Quote verbatim the lines of the listing from the line containing "Patent image size: (1435, 1071)." up to and including the line containing "The slider 310'' is at (855, 340).".

++++ Data records

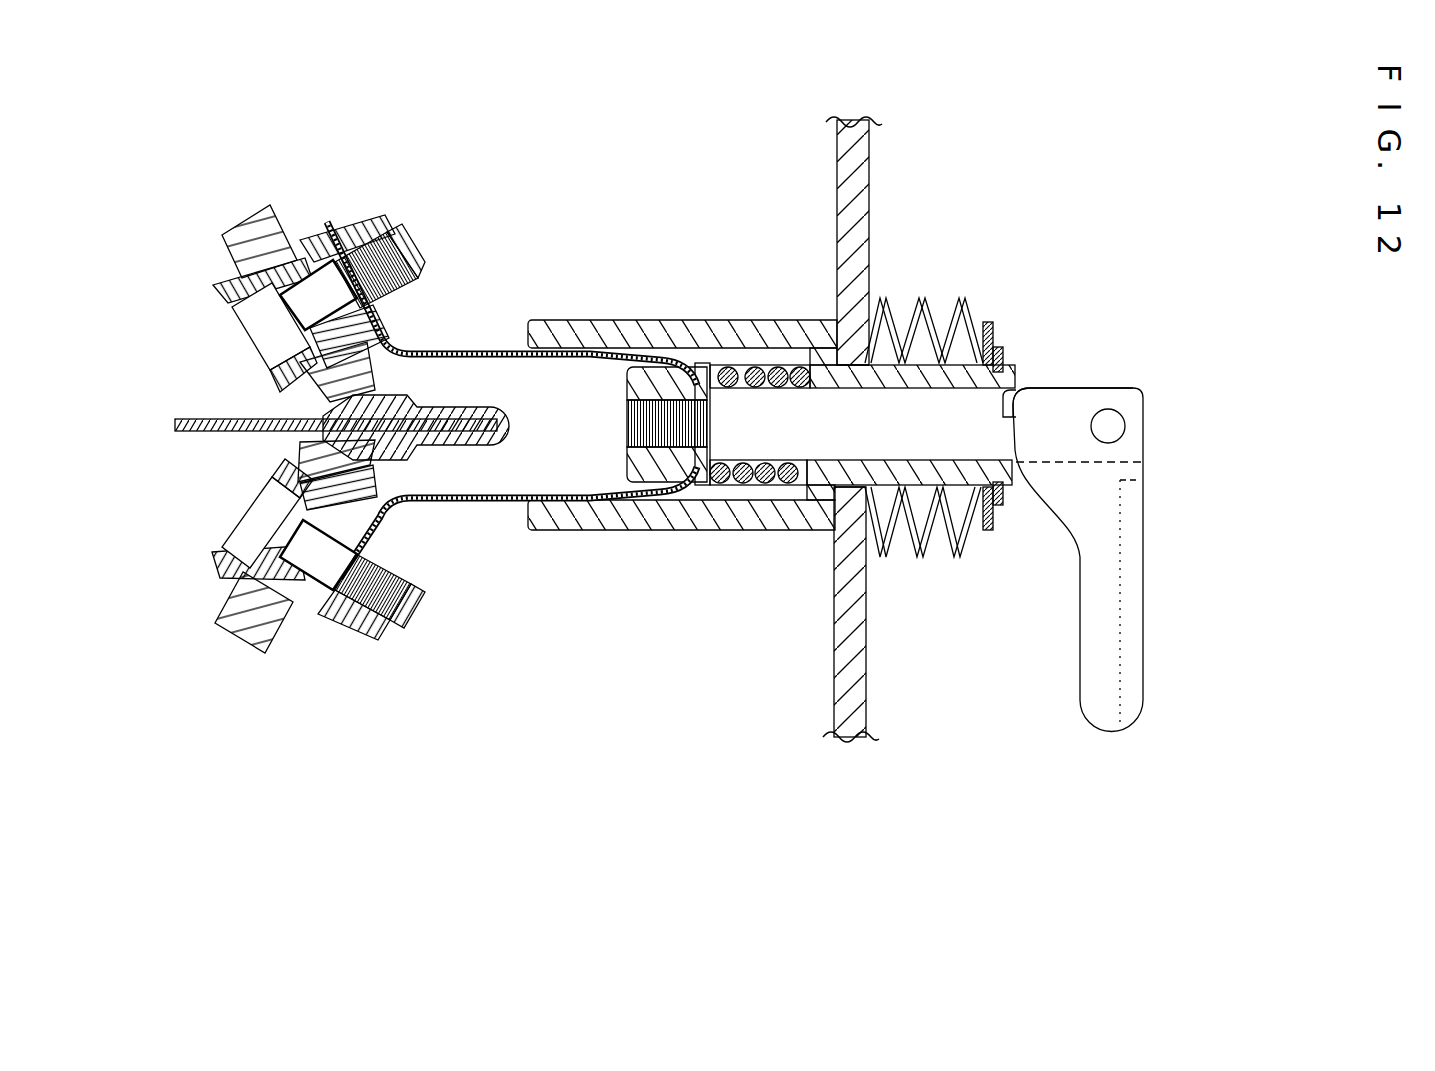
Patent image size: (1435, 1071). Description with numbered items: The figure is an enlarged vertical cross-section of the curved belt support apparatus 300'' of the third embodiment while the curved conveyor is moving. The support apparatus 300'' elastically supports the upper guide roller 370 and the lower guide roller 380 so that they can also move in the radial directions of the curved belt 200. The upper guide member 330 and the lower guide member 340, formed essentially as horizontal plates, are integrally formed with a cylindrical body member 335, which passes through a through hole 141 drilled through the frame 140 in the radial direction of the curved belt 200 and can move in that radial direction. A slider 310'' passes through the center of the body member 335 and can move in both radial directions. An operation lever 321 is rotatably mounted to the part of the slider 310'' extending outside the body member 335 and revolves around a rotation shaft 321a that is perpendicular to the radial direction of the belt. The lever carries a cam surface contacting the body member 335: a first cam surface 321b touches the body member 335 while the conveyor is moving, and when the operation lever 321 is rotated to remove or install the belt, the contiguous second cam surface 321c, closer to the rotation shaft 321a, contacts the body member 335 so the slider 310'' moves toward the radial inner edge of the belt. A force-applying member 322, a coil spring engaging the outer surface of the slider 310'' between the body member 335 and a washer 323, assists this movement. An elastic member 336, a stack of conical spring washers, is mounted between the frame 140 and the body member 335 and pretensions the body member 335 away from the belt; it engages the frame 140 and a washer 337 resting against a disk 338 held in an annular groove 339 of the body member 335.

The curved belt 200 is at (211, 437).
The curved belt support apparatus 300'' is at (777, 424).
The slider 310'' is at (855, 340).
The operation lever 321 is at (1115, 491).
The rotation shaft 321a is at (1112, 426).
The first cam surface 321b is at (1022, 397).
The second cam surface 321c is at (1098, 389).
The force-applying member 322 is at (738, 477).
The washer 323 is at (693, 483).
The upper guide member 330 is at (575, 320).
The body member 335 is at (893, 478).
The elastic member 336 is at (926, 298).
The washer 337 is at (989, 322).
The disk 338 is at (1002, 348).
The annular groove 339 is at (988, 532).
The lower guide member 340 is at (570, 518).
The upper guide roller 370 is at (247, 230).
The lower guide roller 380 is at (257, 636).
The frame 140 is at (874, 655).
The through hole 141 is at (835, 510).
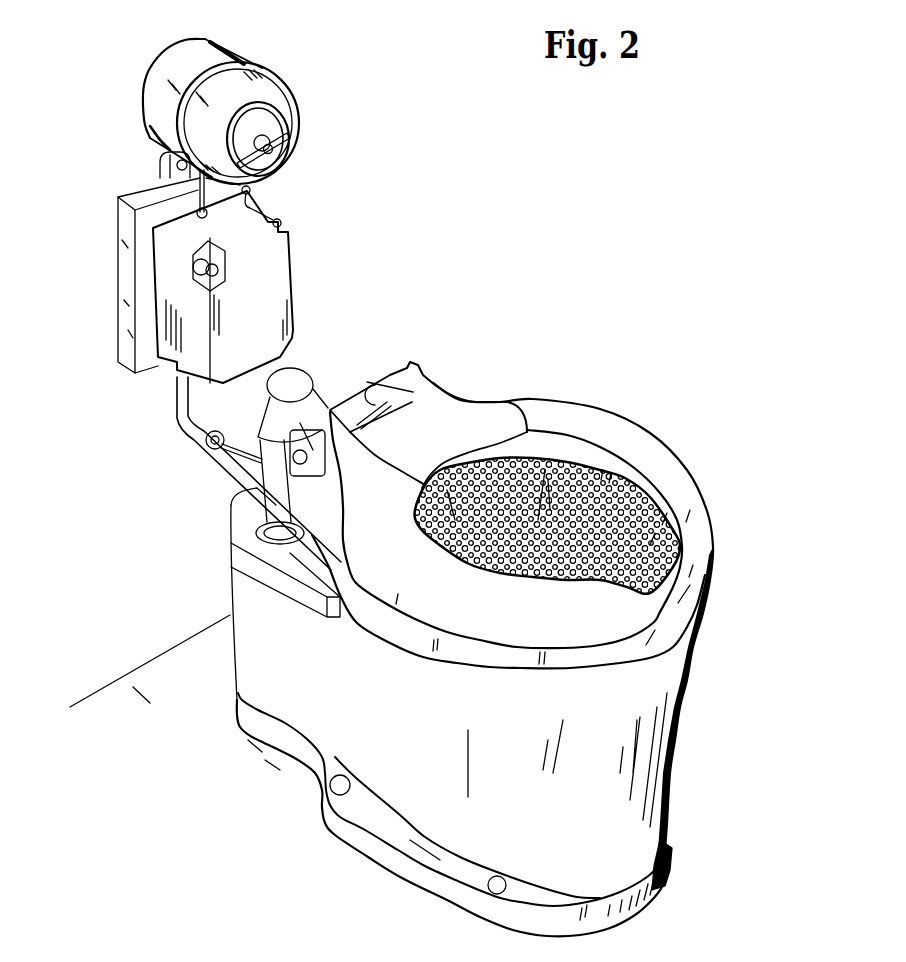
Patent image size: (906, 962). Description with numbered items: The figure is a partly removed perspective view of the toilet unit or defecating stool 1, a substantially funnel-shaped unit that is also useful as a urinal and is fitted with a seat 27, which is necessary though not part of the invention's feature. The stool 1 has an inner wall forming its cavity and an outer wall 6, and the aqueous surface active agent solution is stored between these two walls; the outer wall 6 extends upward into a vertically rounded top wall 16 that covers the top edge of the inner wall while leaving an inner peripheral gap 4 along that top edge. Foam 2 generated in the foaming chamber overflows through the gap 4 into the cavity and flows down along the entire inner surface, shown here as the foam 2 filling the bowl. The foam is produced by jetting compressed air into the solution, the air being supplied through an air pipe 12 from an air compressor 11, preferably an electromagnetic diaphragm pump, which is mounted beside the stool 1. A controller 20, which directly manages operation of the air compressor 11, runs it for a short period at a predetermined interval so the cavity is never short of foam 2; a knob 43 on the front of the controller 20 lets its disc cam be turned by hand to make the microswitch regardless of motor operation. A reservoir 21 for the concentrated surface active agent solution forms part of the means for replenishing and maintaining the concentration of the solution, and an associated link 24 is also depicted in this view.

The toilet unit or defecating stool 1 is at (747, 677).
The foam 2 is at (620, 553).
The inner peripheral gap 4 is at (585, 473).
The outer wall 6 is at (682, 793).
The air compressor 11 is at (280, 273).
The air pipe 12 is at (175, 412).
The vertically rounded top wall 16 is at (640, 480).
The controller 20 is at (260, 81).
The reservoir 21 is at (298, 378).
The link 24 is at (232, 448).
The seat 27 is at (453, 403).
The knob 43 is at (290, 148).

++++++++
++++ Data records

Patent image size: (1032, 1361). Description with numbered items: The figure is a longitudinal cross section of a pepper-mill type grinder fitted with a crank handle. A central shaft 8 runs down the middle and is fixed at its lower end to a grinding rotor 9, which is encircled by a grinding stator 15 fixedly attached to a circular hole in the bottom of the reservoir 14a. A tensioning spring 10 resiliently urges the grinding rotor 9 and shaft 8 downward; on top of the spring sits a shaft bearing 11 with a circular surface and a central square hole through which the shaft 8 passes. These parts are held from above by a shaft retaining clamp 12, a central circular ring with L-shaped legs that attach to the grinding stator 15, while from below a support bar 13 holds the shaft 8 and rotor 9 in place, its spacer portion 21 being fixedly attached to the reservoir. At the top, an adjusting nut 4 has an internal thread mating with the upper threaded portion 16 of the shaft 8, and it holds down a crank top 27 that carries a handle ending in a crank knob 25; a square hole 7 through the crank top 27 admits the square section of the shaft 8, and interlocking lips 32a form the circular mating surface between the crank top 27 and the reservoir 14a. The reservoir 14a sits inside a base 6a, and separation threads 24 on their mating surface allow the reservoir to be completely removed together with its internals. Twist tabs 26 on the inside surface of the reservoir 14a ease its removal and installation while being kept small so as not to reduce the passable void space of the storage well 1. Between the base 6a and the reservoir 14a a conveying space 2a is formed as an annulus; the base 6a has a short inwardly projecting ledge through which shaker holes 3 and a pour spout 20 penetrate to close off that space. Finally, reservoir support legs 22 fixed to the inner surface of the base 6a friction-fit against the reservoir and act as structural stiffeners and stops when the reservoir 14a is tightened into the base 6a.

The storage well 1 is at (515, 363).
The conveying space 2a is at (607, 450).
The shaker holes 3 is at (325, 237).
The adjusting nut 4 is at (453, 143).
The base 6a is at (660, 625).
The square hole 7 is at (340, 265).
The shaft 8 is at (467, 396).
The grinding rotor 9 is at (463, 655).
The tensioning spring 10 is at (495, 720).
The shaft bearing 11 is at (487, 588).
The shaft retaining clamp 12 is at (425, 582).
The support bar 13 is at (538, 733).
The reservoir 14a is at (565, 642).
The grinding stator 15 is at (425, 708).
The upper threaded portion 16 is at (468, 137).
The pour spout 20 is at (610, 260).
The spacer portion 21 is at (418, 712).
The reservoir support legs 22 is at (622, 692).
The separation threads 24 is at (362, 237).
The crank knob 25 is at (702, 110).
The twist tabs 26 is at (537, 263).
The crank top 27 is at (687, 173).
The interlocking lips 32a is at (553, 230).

++++++++

**Solution to this task:**
Patent image size: (1435, 1071). Description with numbered items: The figure is an enlarged vertical cross-section of the curved belt support apparatus 300'' of the third embodiment while the curved conveyor is moving. The support apparatus 300'' elastically supports the upper guide roller 370 and the lower guide roller 380 so that they can also move in the radial directions of the curved belt 200. The upper guide member 330 and the lower guide member 340, formed essentially as horizontal plates, are integrally formed with a cylindrical body member 335, which passes through a through hole 141 drilled through the frame 140 in the radial direction of the curved belt 200 and can move in that radial direction. A slider 310'' passes through the center of the body member 335 and can move in both radial directions. An operation lever 321 is rotatably mounted to the part of the slider 310'' extending outside the body member 335 and revolves around a rotation shaft 321a that is perpendicular to the radial direction of the belt. The lever carries a cam surface contacting the body member 335: a first cam surface 321b touches the body member 335 while the conveyor is moving, and when the operation lever 321 is rotated to remove or install the belt, the contiguous second cam surface 321c, closer to the rotation shaft 321a, contacts the body member 335 so the slider 310'' moves toward the radial inner edge of the belt. A force-applying member 322, a coil spring engaging the outer surface of the slider 310'' between the body member 335 and a washer 323, assists this movement. An elastic member 336, a stack of conical spring washers, is mounted between the frame 140 and the body member 335 and pretensions the body member 335 away from the belt; it engages the frame 140 and a washer 337 resting against a disk 338 held in an annular groove 339 of the body member 335.

The curved belt 200 is at (211, 437).
The curved belt support apparatus 300'' is at (777, 424).
The slider 310'' is at (855, 340).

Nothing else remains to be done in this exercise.